::: Provided records :::
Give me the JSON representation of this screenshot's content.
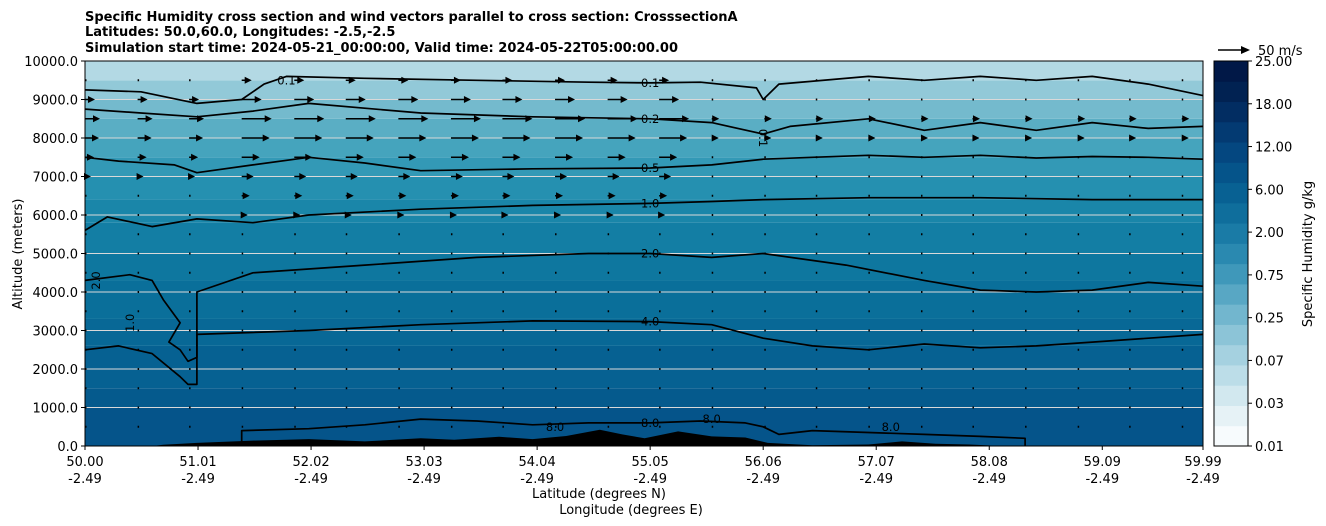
{
  "chart_data": {
    "type": "heatmap",
    "title_lines": [
      "Specific Humidity cross section and wind vectors parallel to cross section: CrosssectionA",
      "Latitudes: 50.0,60.0, Longitudes: -2.5,-2.5",
      "Simulation start time: 2024-05-21_00:00:00, Valid time: 2024-05-22T05:00:00.00"
    ],
    "ylabel": "Altitude (meters)",
    "xlabel_lat": "Latitude (degrees N)",
    "xlabel_lon": "Longitude (degrees E)",
    "ylim": [
      0,
      10000
    ],
    "xlim": [
      50.0,
      59.99
    ],
    "y_ticks": [
      "0.0",
      "1000.0",
      "2000.0",
      "3000.0",
      "4000.0",
      "5000.0",
      "6000.0",
      "7000.0",
      "8000.0",
      "9000.0",
      "10000.0"
    ],
    "x_ticks_lat": [
      "50.00",
      "51.01",
      "52.02",
      "53.03",
      "54.04",
      "55.05",
      "56.06",
      "57.07",
      "58.08",
      "59.09",
      "59.99"
    ],
    "x_ticks_lon": [
      "-2.49",
      "-2.49",
      "-2.49",
      "-2.49",
      "-2.49",
      "-2.49",
      "-2.49",
      "-2.49",
      "-2.49",
      "-2.49",
      "-2.49"
    ],
    "colorbar": {
      "label": "Specific Humidity g/kg",
      "ticks": [
        "0.01",
        "0.03",
        "0.07",
        "0.25",
        "0.75",
        "2.00",
        "6.00",
        "12.00",
        "18.00",
        "25.00"
      ],
      "colors": [
        "#f7fbfd",
        "#e6f2f6",
        "#d2e8ef",
        "#bcdde8",
        "#a5d1e0",
        "#8cc4d7",
        "#72b6ce",
        "#58a7c4",
        "#3f98ba",
        "#2a89b0",
        "#1a7ba6",
        "#0f6e9c",
        "#086193",
        "#05548a",
        "#044780",
        "#033a72",
        "#022d62",
        "#012252",
        "#011847"
      ]
    },
    "bands": [
      {
        "alt": 0,
        "color": "#05548a"
      },
      {
        "alt": 1000,
        "color": "#055a8d"
      },
      {
        "alt": 1500,
        "color": "#066192"
      },
      {
        "alt": 2600,
        "color": "#086896"
      },
      {
        "alt": 3300,
        "color": "#0a6f9a"
      },
      {
        "alt": 4300,
        "color": "#0e779f"
      },
      {
        "alt": 5000,
        "color": "#137ea4"
      },
      {
        "alt": 5800,
        "color": "#1a86a9"
      },
      {
        "alt": 6400,
        "color": "#2590b0"
      },
      {
        "alt": 7000,
        "color": "#3399b6"
      },
      {
        "alt": 7500,
        "color": "#45a4bd"
      },
      {
        "alt": 8000,
        "color": "#5aaec4"
      },
      {
        "alt": 8500,
        "color": "#74bacd"
      },
      {
        "alt": 9000,
        "color": "#92c9d8"
      },
      {
        "alt": 9500,
        "color": "#b3d9e4"
      }
    ],
    "contours": [
      {
        "level": "0.1",
        "label_lat": 55.05,
        "points": [
          [
            50.0,
            9250
          ],
          [
            50.5,
            9200
          ],
          [
            51.0,
            8900
          ],
          [
            51.4,
            9000
          ],
          [
            51.6,
            9400
          ],
          [
            51.8,
            9600
          ],
          [
            52.5,
            9550
          ],
          [
            53.5,
            9500
          ],
          [
            54.5,
            9450
          ],
          [
            55.05,
            9430
          ],
          [
            55.5,
            9450
          ],
          [
            56.0,
            9300
          ],
          [
            56.06,
            9000
          ],
          [
            56.2,
            9400
          ],
          [
            57.0,
            9600
          ],
          [
            57.5,
            9500
          ],
          [
            58.0,
            9600
          ],
          [
            58.5,
            9500
          ],
          [
            59.0,
            9600
          ],
          [
            59.5,
            9400
          ],
          [
            59.99,
            9100
          ]
        ]
      },
      {
        "level": "0.2",
        "label_lat": 55.05,
        "points": [
          [
            50.0,
            8750
          ],
          [
            50.5,
            8650
          ],
          [
            51.0,
            8550
          ],
          [
            51.5,
            8700
          ],
          [
            52.0,
            8900
          ],
          [
            53.0,
            8650
          ],
          [
            54.0,
            8550
          ],
          [
            55.05,
            8500
          ],
          [
            55.6,
            8400
          ],
          [
            56.06,
            8100
          ],
          [
            56.3,
            8300
          ],
          [
            57.0,
            8500
          ],
          [
            57.5,
            8200
          ],
          [
            58.0,
            8400
          ],
          [
            58.5,
            8200
          ],
          [
            59.0,
            8400
          ],
          [
            59.5,
            8250
          ],
          [
            59.99,
            8300
          ]
        ]
      },
      {
        "level": "0.5",
        "label_lat": 55.05,
        "points": [
          [
            50.0,
            7500
          ],
          [
            50.3,
            7400
          ],
          [
            50.8,
            7300
          ],
          [
            51.0,
            7100
          ],
          [
            51.5,
            7300
          ],
          [
            52.0,
            7500
          ],
          [
            52.5,
            7350
          ],
          [
            53.0,
            7150
          ],
          [
            54.0,
            7200
          ],
          [
            55.05,
            7220
          ],
          [
            55.6,
            7300
          ],
          [
            56.06,
            7450
          ],
          [
            56.5,
            7500
          ],
          [
            57.0,
            7550
          ],
          [
            57.5,
            7500
          ],
          [
            58.0,
            7550
          ],
          [
            58.5,
            7480
          ],
          [
            59.0,
            7520
          ],
          [
            59.5,
            7500
          ],
          [
            59.99,
            7450
          ]
        ]
      },
      {
        "level": "1.0",
        "label_lat": 55.05,
        "points": [
          [
            50.0,
            5600
          ],
          [
            50.2,
            5950
          ],
          [
            50.6,
            5700
          ],
          [
            51.0,
            5900
          ],
          [
            51.5,
            5800
          ],
          [
            52.0,
            6000
          ],
          [
            53.0,
            6150
          ],
          [
            54.0,
            6250
          ],
          [
            55.05,
            6300
          ],
          [
            55.6,
            6350
          ],
          [
            56.06,
            6400
          ],
          [
            57.0,
            6450
          ],
          [
            58.0,
            6450
          ],
          [
            59.0,
            6400
          ],
          [
            59.99,
            6400
          ]
        ]
      },
      {
        "level": "2.0",
        "label_lat": 55.05,
        "points": [
          [
            50.0,
            4300
          ],
          [
            50.4,
            4450
          ],
          [
            50.6,
            4300
          ],
          [
            50.7,
            3800
          ],
          [
            50.85,
            3200
          ],
          [
            50.75,
            2700
          ],
          [
            50.85,
            2500
          ],
          [
            50.92,
            2200
          ],
          [
            51.0,
            2300
          ],
          [
            51.0,
            4000
          ],
          [
            51.5,
            4500
          ],
          [
            52.5,
            4700
          ],
          [
            53.5,
            4900
          ],
          [
            54.5,
            5000
          ],
          [
            55.05,
            5000
          ],
          [
            55.6,
            4900
          ],
          [
            56.06,
            5000
          ],
          [
            56.8,
            4700
          ],
          [
            57.5,
            4300
          ],
          [
            58.0,
            4050
          ],
          [
            58.5,
            4000
          ],
          [
            59.0,
            4050
          ],
          [
            59.5,
            4250
          ],
          [
            59.99,
            4150
          ]
        ]
      },
      {
        "level": "4.0",
        "label_lat": 55.05,
        "points": [
          [
            50.0,
            2500
          ],
          [
            50.3,
            2600
          ],
          [
            50.6,
            2400
          ],
          [
            50.85,
            1800
          ],
          [
            50.92,
            1600
          ],
          [
            51.0,
            1600
          ],
          [
            51.0,
            2900
          ],
          [
            52.0,
            3000
          ],
          [
            53.0,
            3150
          ],
          [
            54.0,
            3250
          ],
          [
            55.05,
            3230
          ],
          [
            55.6,
            3150
          ],
          [
            56.06,
            2800
          ],
          [
            56.5,
            2600
          ],
          [
            57.0,
            2500
          ],
          [
            57.5,
            2650
          ],
          [
            58.0,
            2550
          ],
          [
            58.5,
            2600
          ],
          [
            59.0,
            2700
          ],
          [
            59.99,
            2900
          ]
        ]
      },
      {
        "level": "8.0",
        "label_lat": 55.05,
        "points": [
          [
            51.4,
            0
          ],
          [
            51.4,
            400
          ],
          [
            52.0,
            450
          ],
          [
            52.5,
            550
          ],
          [
            53.0,
            700
          ],
          [
            53.5,
            650
          ],
          [
            54.0,
            550
          ],
          [
            54.5,
            600
          ],
          [
            55.05,
            600
          ],
          [
            55.5,
            650
          ],
          [
            55.9,
            600
          ],
          [
            56.06,
            500
          ],
          [
            56.2,
            300
          ],
          [
            56.5,
            400
          ],
          [
            57.0,
            350
          ],
          [
            57.5,
            300
          ],
          [
            58.0,
            250
          ],
          [
            58.4,
            200
          ],
          [
            58.4,
            0
          ]
        ]
      }
    ],
    "extra_labels": [
      {
        "text": "0.1",
        "lat": 51.8,
        "alt": 9500,
        "rot": 0
      },
      {
        "text": "0.1",
        "lat": 56.06,
        "alt": 8000,
        "rot": 90
      },
      {
        "text": "2.0",
        "lat": 50.1,
        "alt": 4300,
        "rot": -90
      },
      {
        "text": "1.0",
        "lat": 50.4,
        "alt": 3200,
        "rot": -90
      },
      {
        "text": "8.0",
        "lat": 54.2,
        "alt": 500,
        "rot": 0
      },
      {
        "text": "8.0",
        "lat": 55.6,
        "alt": 700,
        "rot": 0
      },
      {
        "text": "8.0",
        "lat": 57.2,
        "alt": 500,
        "rot": 0
      }
    ],
    "wind": {
      "reference": "50 m/s",
      "rows": [
        9500,
        9000,
        8500,
        8000,
        7500,
        7000,
        6500,
        6000,
        5500,
        5000,
        4500,
        4000,
        3500,
        3000,
        2500,
        2000,
        1500,
        1000,
        500
      ],
      "cols": [
        50.0,
        50.47,
        50.93,
        51.4,
        51.87,
        52.33,
        52.8,
        53.27,
        53.73,
        54.2,
        54.67,
        55.13,
        55.6,
        56.07,
        56.53,
        57.0,
        57.47,
        57.93,
        58.4,
        58.87,
        59.33,
        59.8
      ],
      "speed_profile": [
        10,
        20,
        30,
        28,
        18,
        12,
        8,
        6,
        4,
        3,
        2,
        2,
        2,
        3,
        3,
        3,
        2,
        2,
        2
      ]
    }
  }
}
:::
Gather each line in the data that holds the string "degrees".

## Exercise solution
    "xlabel_lat": "Latitude (degrees N)",
    "xlabel_lon": "Longitude (degrees E)",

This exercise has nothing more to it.